-- start of Stored records --

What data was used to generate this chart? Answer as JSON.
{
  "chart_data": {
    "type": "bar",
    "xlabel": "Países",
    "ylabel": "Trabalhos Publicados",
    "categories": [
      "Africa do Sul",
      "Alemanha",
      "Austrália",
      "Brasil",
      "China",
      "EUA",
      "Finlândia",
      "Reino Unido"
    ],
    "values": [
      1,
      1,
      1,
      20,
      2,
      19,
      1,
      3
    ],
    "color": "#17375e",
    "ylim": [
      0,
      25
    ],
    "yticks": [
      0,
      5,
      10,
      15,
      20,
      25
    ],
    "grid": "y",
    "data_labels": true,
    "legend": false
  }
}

-- end of Stored records --

## Work instructions
Write out the entries in full, exactly as given.

## Output for this exercise
What data was used to generate this chart? Answer as JSON.
{
  "chart_data": {
    "type": "bar",
    "xlabel": "Países",
    "ylabel": "Trabalhos Publicados",
    "categories": [
      "Africa do Sul",
      "Alemanha",
      "Austrália",
      "Brasil",
      "China",
      "EUA",
      "Finlândia",
      "Reino Unido"
    ],
    "values": [
      1,
      1,
      1,
      20,
      2,
      19,
      1,
      3
    ],
    "color": "#17375e",
    "ylim": [
      0,
      25
    ],
    "yticks": [
      0,
      5,
      10,
      15,
      20,
      25
    ],
    "grid": "y",
    "data_labels": true,
    "legend": false
  }
}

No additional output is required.